Lay out the records from the first line up to and including the line with "scale-label: 1.00 nT" as a JSON list of strings, one string per line and no blank lines.

= = = =

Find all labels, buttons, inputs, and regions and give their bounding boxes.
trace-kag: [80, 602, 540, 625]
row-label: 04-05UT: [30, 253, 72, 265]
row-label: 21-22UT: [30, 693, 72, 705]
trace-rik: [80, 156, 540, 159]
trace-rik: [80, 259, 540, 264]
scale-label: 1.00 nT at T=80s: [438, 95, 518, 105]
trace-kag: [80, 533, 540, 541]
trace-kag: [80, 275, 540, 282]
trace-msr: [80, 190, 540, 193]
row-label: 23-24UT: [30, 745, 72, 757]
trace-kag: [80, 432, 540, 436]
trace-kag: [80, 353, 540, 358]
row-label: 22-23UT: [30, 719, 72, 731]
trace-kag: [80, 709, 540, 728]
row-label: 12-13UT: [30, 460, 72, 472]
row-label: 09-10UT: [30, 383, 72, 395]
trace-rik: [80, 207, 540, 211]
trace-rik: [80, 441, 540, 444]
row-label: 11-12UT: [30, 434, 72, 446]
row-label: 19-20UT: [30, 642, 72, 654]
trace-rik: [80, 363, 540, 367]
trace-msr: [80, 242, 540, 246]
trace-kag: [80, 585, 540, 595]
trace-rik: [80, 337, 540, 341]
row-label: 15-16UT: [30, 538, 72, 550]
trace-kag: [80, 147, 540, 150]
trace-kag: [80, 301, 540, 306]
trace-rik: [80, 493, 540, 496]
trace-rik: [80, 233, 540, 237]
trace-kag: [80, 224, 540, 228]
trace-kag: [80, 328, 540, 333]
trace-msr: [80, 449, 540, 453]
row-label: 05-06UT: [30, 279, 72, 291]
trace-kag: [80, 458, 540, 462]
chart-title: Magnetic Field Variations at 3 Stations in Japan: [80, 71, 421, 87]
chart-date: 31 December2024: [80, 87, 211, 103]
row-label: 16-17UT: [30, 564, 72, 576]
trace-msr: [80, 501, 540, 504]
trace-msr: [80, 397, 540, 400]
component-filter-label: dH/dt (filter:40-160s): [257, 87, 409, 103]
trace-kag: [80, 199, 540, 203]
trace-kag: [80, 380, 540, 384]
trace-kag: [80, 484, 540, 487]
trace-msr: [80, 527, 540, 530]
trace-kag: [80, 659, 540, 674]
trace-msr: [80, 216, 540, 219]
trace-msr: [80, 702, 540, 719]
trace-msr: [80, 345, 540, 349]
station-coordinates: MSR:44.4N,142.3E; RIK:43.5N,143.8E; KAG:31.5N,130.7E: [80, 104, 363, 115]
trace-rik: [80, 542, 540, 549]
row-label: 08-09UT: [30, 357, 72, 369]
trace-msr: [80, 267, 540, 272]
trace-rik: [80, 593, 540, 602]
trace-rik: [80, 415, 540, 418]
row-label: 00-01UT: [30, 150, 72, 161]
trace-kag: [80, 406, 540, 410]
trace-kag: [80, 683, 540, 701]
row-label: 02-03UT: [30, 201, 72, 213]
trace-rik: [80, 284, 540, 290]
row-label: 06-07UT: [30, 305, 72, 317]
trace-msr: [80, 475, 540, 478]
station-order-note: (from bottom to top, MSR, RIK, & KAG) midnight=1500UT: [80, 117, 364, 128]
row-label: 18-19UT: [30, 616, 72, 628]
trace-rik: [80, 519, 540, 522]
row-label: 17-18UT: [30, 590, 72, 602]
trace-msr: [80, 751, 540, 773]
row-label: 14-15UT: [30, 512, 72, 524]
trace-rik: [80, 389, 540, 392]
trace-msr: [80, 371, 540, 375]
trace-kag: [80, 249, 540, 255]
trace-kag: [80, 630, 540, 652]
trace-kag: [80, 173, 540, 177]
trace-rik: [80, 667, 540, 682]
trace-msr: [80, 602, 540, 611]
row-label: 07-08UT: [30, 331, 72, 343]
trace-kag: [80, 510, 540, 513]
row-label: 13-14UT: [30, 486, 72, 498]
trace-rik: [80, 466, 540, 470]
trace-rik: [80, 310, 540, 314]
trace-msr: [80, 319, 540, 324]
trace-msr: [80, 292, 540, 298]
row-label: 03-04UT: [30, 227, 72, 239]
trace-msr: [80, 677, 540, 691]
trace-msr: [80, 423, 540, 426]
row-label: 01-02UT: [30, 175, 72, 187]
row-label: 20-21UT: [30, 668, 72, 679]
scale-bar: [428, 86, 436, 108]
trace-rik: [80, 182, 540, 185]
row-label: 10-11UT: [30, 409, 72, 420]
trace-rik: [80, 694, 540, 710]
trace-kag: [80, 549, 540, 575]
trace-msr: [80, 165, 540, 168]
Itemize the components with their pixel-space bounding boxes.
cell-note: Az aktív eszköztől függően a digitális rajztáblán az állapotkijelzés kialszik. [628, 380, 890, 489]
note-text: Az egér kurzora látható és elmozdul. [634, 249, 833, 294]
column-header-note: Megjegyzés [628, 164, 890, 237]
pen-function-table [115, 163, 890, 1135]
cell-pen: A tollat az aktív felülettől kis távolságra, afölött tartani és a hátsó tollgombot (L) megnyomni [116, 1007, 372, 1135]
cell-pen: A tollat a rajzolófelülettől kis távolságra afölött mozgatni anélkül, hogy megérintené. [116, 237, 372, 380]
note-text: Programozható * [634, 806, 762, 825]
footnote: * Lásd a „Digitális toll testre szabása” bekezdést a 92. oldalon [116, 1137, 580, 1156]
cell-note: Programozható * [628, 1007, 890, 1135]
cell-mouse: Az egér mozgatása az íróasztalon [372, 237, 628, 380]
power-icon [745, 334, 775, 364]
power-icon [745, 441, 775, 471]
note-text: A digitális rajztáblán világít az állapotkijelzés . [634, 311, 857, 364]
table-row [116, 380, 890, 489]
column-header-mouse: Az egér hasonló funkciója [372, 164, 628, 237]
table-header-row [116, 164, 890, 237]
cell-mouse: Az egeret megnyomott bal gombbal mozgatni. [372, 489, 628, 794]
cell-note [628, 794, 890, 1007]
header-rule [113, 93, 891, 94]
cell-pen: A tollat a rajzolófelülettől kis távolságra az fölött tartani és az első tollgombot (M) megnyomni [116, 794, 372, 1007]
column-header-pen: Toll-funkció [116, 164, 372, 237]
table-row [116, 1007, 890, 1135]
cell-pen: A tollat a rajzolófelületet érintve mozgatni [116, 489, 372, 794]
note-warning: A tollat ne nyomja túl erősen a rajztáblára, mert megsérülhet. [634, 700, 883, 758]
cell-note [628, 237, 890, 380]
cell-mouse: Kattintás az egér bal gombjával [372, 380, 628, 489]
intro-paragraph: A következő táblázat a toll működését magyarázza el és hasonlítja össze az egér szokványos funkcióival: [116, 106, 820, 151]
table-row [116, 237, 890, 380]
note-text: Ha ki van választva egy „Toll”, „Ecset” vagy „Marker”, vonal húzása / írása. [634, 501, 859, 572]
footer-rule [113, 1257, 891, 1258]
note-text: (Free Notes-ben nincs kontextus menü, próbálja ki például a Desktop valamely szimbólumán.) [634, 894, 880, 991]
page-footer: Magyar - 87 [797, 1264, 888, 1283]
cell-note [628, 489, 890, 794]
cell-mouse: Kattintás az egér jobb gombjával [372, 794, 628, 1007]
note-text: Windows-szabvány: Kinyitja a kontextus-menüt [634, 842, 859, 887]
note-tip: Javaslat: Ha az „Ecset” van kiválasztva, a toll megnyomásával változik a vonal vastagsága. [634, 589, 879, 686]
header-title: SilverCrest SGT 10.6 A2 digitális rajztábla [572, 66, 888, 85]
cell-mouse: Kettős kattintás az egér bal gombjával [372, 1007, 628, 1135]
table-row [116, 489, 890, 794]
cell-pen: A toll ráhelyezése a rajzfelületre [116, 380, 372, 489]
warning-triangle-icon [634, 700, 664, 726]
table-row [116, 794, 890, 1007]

= = = =

§ **SOLUTION FOR THIS TASK**
[
  "Find all labels, buttons, inputs, and regions and give their bounding boxes.",
  "trace-kag: [80, 602, 540, 625]",
  "row-label: 04-05UT: [30, 253, 72, 265]",
  "row-label: 21-22UT: [30, 693, 72, 705]",
  "trace-rik: [80, 156, 540, 159]",
  "trace-rik: [80, 259, 540, 264]",
  "scale-label: 1.00 nT at T=80s: [438, 95, 518, 105]"
]